_PASSAGE TO READ_
%%

Hi, Richi.

I restrict as you said into vect_external_def.

Then this condition made SLP failed:

-      if (mask_index >= 0
+      if (mask_index >= 0 && internal_fn_len_index (ifn) < 0
          && !vect_check_scalar_mask (vinfo, stmt_info, slp_node, mask_index,
                                      &mask, NULL, &mask_dt, &mask_vectype))
        return false;

So I add 'internal_fn_len_index (ifn) < 0' for MASK_LEN_GATHER_LOAD does not 
check scalar mask.

Then ICE here:

vect_slp_analyze_node_operations
if (child
          && (SLP_TREE_DEF_TYPE (child) == vect_constant_def
              || SLP_TREE_DEF_TYPE (child) == vect_external_def)
          /* Perform usual caching, note code-generation still
             code-gens these nodes multiple times but we expect
             to CSE them later.  */
          && !visited_set.add (child))
        {
          visited_vec.safe_push (child);
          /* ???  After auditing more code paths make a "default"
             and push the vector type from NODE to all children
             if it is not already set.  */
          /* Compute the number of vectors to be generated.  */
          tree vector_type = SLP_TREE_VECTYPE (child);
          if (!vector_type)
            {
              /* For shifts with a scalar argument we don't need
                 to cost or code-generate anything.
                 ???  Represent this more explicitely.  */
              gcc_assert ((STMT_VINFO_TYPE (SLP_TREE_REPRESENTATIVE (node)) 
----> assert FAILed.
                           == shift_vec_info_type)
                          && j == 1);
              continue;
            }

Could you help me with that?


juzhe.zh...@rivai.ai
 
From: Richard Biener
Date: 2023-10-12 17:55
To: juzhe.zh...@rivai.ai
CC: gcc-patches; richard.sandiford
Subject: Re: Re: [PATCH] VECT: Enhance SLP of MASK_LEN_GATHER_LOAD[PR111721]
On Thu, 12 Oct 2023, juzhe.zh...@rivai.ai wrote:
 
> I tree-vect-slp.cc:
> vect_get_and_check_slp_defs
> 711: 
> 
>           tree type = TREE_TYPE (oprnd);
>           dt = dts[i];
>           if ((dt == vect_constant_def
>                || dt == vect_external_def)
>               && !GET_MODE_SIZE (vinfo->vector_mode).is_constant ()
>               && (TREE_CODE (type) == BOOLEAN_TYPE
>                   || !can_duplicate_and_interleave_p (vinfo, stmts.length (),
>                                                       type)))
>             {
>               if (dump_enabled_p ())
>                 dump_printf_loc (MSG_MISSED_OPTIMIZATION, vect_location,
>                                  "Build SLP failed: invalid type of def "

%%

_GIVEN MATERIAL_
%%

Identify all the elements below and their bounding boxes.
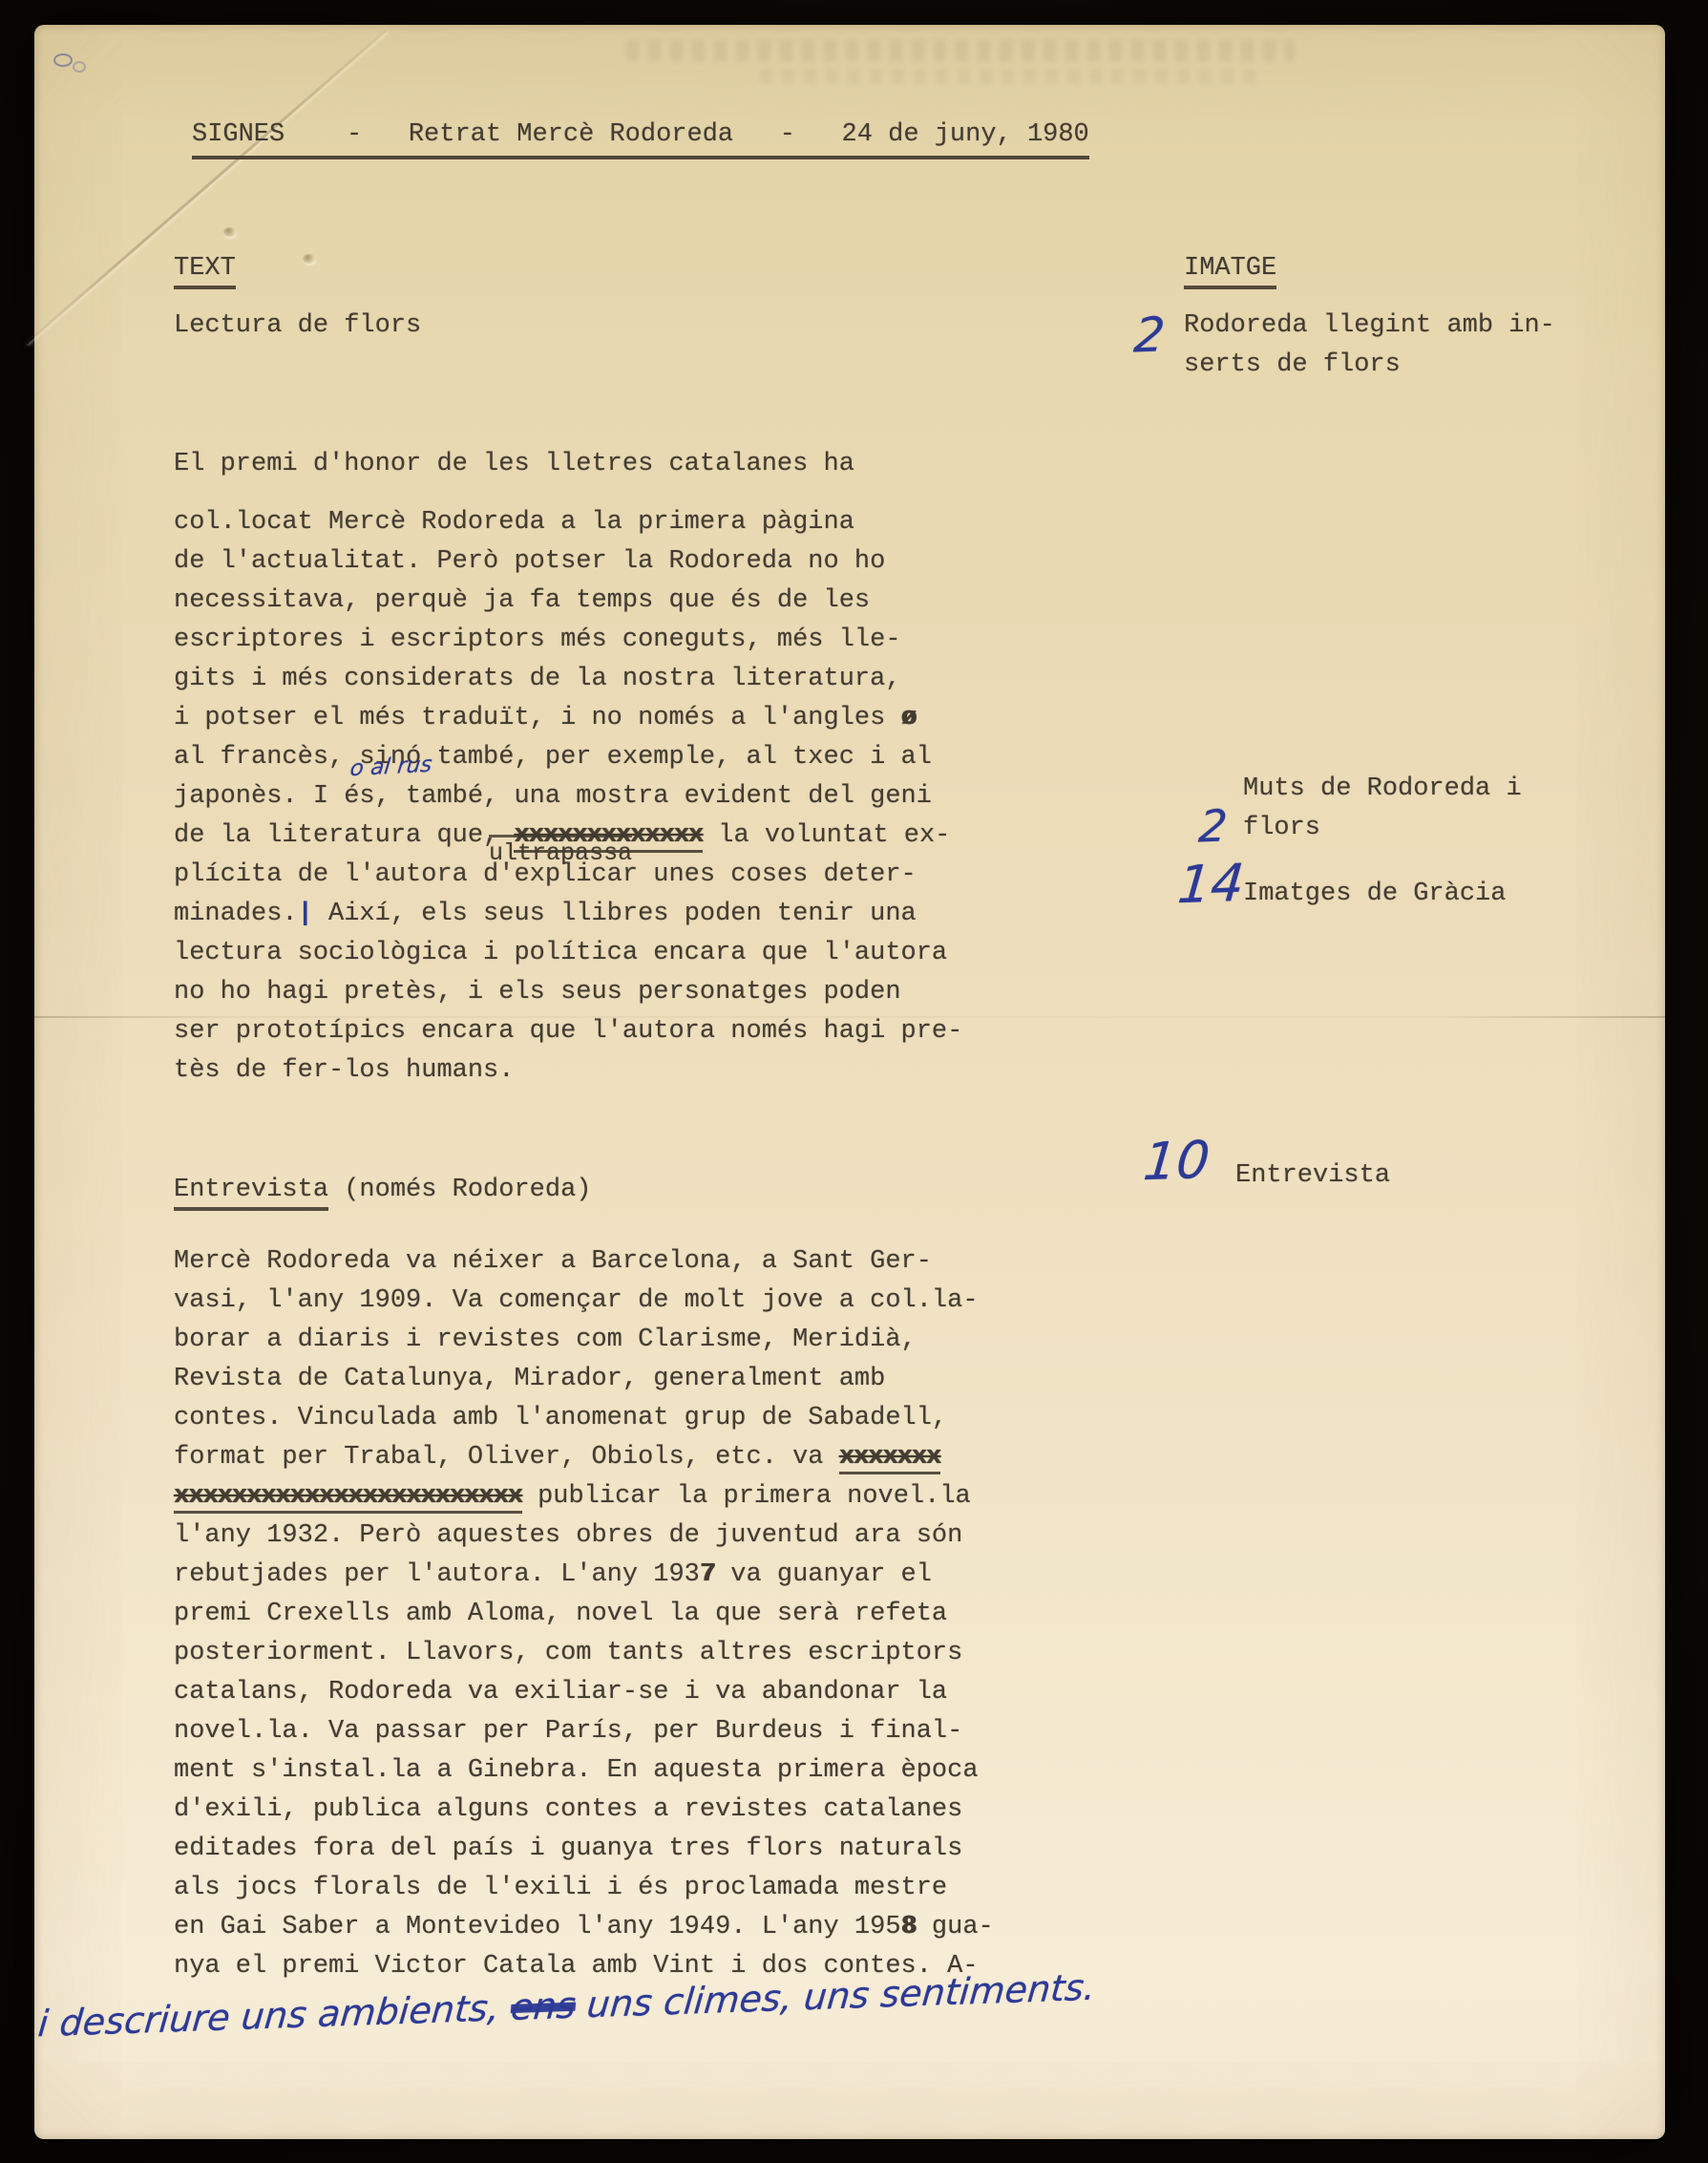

%%

_WHAT TO WORK ON_
1. In the GCC patch email thread, what condition did the sender add to the mask_index check so that MASK_LEN_GATHER_LOAD skips the scalar mask check?
2. Write what comes next in the GCC patch email thread, picking up where it stops.
The material comes from a different source than the GCC patch email thread.

_RESPONSES BY TASK_
1. internal_fn_len_index (ifn) < 0

2.
>                                  "for variable-length SLP %T\n", oprnd);
>               return -1;
>             }
> 
> Here mask = -1 is BOOLEAN type in tree-vect-patterns.cc reaching this 
> condition, then SLP failed:
> Build SLP failed: invalid type of def
 
I think this can be restricted to vect_external_def, but some history
might reveal the cases we put this code in for (we should be able to
materialize all constants?).  At least uniform boolean constants
should be fine.
>
> 
> 
> juzhe.zh...@rivai.ai
>  
> From: Richard Biener
> Date: 2023-10-12 17:44
> To: ???
> CC: gcc-patches; richard.sandiford
> Subject: Re: Re: [PATCH] VECT: Enhance SLP of MASK_LEN_GATHER_LOAD[PR111721]
> On Thu, 12 Oct 2023, ??? wrote:
>  
> > Thanks Richi point it out.
> > 
> > I found this patch can't make conditional gather load succeed on SLP.
> > 
> > I am considering change MASK_LEN_GATHER_LOAD in pattern recognization:
> > 
> > If no condition mask, in tree-vect-patterns.cc,  I build 
> > MASK_LEN_GATHER_LOAD (ptr, offset, scale, 0) -> 4 arguments same as 
> > GATHER_LOAD.
> > In this situation, MASK_LEN_GATHER_LOAD can resue the GATHER_LOAD SLP flow 
> > naturally.
> > 
> > If has condition mask, in tree-vect-patterns.cc,  I build 
> > MASK_LEN_GATHER_LOAD (ptr, offset, scale, 0, condition) -> 5 arguments same 
> > as MASK_GATHER_LOAD.
> > In this situation, MASK_LEN_GATHER_LOAD can resue the MASK_GATHER_LOAD SLP 
> > flow naturally.
> > 
> > Is it reasonable ?
>  
> What's wrong with handling MASK_LEN_GATHER_LOAD with all arguments
> even when the mask is -1?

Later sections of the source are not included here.